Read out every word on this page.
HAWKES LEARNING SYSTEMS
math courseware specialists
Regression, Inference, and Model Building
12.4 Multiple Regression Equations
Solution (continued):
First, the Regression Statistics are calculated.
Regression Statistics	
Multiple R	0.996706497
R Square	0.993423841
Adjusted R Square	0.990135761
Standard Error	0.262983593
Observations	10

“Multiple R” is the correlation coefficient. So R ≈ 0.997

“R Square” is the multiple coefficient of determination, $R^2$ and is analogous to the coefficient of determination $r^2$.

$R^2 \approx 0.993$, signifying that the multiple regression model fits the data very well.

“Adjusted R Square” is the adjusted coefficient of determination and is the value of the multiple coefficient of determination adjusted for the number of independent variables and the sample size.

_EXERCISE DIRECTIONS_
Please set down all the data word for word.

_TASK RESULT_
Read out every word on this page.
HAWKES LEARNING SYSTEMS
math courseware specialists
Regression, Inference, and Model Building
12.4 Multiple Regression Equations
Solution (continued):
First, the Regression Statistics are calculated.
Regression Statistics	
Multiple R	0.996706497
R Square	0.993423841
Adjusted R Square	0.990135761
Standard Error	0.262983593
Observations	10

“Multiple R” is the correlation coefficient. So R ≈ 0.997

“R Square” is the multiple coefficient of determination, $R^2$ and is analogous to the coefficient of determination $r^2$.

$R^2 \approx 0.993$, signifying that the multiple regression model fits the data very well.

“Adjusted R Square” is the adjusted coefficient of determination and is the value of the multiple coefficient of determination adjusted for the number of independent variables and the sample size.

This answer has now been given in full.